### THE REQUEST
Copy out each line below that has the word "δοκιμών" in it.

[Begin RECORD EXCERPTS]

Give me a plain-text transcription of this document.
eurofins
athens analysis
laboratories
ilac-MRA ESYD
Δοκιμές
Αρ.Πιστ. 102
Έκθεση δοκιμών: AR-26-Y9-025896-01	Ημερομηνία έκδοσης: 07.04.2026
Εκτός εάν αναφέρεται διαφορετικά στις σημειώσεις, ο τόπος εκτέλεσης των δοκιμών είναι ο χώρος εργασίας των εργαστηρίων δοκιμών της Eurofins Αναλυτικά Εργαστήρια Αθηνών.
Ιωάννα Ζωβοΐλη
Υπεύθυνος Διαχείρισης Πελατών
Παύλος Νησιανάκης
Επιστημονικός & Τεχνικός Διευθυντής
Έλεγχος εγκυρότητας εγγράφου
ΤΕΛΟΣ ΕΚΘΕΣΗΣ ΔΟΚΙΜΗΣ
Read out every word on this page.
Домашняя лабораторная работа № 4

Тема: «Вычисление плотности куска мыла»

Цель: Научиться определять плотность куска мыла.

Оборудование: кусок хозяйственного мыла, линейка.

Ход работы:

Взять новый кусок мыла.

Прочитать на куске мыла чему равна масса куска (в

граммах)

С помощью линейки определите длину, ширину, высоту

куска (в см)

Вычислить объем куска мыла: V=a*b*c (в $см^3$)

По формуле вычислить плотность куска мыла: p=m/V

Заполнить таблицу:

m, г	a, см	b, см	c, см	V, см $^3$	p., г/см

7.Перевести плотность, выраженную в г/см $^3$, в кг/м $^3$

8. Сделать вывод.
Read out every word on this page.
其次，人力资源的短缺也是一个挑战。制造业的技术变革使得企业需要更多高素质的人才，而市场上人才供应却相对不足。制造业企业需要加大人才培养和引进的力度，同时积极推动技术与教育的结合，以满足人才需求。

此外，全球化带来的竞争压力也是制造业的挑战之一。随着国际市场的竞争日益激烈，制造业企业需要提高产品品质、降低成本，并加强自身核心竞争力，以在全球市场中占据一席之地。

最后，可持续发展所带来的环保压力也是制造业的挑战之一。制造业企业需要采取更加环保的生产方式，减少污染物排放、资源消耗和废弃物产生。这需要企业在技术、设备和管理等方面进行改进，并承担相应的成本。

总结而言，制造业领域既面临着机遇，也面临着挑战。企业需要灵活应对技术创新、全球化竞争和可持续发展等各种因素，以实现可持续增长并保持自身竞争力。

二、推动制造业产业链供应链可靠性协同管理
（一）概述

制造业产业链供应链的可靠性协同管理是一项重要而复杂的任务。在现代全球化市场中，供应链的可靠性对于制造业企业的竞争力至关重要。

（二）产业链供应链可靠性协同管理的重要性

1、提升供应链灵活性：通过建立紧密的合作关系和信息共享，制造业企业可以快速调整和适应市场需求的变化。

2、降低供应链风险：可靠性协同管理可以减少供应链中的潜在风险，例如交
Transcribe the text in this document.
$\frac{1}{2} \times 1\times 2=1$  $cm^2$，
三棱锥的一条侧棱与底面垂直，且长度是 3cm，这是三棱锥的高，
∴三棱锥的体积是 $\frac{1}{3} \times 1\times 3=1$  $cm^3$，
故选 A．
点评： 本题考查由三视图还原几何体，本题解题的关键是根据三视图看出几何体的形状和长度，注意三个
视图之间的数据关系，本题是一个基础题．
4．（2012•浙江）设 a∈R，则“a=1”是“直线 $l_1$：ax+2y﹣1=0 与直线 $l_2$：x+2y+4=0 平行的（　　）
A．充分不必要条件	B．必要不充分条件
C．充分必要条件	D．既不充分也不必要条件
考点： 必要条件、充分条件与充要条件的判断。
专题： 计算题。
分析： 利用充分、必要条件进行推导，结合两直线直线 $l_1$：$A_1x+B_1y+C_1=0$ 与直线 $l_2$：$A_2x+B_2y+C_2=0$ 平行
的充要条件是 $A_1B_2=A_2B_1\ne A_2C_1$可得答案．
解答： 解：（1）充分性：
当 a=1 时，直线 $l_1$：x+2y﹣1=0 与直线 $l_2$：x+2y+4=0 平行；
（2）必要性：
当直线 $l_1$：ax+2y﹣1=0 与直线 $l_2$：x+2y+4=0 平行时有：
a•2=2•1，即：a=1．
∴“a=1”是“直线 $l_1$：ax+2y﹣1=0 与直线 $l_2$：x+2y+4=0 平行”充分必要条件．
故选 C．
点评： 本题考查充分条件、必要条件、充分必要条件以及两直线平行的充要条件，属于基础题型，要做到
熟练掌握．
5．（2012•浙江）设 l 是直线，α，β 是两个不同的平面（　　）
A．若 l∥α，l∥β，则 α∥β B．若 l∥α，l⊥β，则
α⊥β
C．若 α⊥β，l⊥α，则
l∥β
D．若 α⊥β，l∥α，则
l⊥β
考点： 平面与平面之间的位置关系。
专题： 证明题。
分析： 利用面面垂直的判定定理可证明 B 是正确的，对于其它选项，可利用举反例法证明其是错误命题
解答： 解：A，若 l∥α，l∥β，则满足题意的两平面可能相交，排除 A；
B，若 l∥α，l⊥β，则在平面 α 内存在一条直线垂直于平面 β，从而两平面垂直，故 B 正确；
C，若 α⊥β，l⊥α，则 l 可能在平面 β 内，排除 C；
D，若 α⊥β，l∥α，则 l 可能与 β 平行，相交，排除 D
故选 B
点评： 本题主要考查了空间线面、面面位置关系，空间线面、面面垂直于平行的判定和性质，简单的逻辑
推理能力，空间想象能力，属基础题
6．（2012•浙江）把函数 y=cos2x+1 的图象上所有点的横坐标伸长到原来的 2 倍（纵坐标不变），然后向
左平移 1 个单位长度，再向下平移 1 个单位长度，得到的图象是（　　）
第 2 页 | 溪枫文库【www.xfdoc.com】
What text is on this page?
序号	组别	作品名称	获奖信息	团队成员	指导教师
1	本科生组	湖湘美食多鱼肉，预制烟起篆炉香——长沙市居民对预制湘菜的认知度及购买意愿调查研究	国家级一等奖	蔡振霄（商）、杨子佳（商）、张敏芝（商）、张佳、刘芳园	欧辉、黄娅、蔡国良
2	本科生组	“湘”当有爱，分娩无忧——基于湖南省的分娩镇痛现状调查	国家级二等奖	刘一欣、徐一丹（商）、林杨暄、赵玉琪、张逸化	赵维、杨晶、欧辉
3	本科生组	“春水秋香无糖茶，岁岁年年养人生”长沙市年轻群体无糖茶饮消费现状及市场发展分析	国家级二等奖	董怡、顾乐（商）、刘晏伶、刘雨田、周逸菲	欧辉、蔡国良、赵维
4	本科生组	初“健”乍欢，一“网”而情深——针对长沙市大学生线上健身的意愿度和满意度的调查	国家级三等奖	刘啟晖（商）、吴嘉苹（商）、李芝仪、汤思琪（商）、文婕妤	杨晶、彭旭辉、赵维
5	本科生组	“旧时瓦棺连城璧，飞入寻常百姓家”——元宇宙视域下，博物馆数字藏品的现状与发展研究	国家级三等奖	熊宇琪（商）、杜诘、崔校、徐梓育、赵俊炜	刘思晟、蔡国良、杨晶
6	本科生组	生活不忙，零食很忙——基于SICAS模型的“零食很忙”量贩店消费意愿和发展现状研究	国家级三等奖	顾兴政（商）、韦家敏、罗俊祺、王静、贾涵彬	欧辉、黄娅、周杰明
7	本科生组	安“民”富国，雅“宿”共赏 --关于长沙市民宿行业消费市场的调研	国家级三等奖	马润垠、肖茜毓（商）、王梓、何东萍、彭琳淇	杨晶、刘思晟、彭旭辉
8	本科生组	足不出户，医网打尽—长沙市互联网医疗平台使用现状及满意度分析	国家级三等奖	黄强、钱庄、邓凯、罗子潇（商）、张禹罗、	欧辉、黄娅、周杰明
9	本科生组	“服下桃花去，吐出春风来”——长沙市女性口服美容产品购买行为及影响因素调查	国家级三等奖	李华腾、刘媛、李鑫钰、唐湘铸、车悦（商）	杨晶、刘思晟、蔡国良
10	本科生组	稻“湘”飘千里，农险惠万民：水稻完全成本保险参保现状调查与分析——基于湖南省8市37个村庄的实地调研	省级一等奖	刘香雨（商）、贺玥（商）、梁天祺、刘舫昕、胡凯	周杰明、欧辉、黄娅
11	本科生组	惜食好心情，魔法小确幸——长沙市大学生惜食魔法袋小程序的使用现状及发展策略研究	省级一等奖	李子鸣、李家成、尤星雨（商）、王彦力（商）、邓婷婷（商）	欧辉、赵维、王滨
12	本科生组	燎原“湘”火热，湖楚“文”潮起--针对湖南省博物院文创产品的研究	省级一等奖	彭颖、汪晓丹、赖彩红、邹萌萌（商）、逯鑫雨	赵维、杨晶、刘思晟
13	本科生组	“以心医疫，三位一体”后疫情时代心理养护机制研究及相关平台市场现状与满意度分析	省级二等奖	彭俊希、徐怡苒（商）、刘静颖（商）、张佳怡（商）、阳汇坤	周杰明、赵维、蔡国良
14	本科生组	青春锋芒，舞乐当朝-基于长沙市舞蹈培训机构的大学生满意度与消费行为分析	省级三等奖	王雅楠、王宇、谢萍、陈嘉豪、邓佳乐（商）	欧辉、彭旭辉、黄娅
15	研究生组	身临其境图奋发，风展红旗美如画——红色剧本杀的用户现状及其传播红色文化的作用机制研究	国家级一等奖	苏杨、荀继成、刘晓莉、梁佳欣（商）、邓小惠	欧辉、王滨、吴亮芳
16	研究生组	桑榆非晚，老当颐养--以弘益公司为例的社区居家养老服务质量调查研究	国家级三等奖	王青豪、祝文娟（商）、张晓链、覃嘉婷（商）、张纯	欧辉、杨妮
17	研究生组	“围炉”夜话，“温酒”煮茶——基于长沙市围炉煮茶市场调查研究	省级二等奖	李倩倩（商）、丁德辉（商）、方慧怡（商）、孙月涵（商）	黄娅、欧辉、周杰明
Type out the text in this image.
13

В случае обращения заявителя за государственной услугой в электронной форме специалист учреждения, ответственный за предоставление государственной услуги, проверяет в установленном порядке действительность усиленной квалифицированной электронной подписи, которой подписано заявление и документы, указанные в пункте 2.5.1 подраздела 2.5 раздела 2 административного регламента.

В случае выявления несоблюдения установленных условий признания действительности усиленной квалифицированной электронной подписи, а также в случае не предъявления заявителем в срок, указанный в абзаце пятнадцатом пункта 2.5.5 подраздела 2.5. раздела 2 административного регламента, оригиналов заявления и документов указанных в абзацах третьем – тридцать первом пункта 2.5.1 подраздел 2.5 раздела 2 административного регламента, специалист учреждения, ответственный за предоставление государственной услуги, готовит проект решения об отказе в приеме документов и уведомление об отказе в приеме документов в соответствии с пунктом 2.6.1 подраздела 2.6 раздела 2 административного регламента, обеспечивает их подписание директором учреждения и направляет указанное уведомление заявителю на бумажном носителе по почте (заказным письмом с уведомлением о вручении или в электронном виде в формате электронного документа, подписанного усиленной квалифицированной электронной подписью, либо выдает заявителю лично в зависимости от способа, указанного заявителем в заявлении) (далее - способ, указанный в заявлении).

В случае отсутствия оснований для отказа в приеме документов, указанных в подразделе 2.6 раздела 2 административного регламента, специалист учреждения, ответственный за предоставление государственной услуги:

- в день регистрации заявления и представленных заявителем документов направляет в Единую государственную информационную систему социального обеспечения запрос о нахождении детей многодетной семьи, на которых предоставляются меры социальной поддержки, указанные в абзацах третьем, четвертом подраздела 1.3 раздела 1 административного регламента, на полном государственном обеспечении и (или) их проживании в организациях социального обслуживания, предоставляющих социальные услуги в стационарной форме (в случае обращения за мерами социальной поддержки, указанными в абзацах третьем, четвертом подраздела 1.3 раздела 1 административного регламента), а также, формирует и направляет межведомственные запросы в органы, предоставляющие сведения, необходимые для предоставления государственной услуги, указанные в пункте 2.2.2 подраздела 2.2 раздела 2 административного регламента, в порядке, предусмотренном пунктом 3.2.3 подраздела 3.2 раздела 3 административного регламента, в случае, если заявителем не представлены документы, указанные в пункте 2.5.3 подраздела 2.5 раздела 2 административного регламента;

[End RECORD EXCERPTS]

### TASK RESULT
Έκθεση δοκιμών: AR-26-Y9-025896-01	Ημερομηνία έκδοσης: 07.04.2026
Εκτός εάν αναφέρεται διαφορετικά στις σημειώσεις, ο τόπος εκτέλεσης των δοκιμών είναι ο χώρος εργασίας των εργαστηρίων δοκιμών της Eurofins Αναλυτικά Εργαστήρια Αθηνών.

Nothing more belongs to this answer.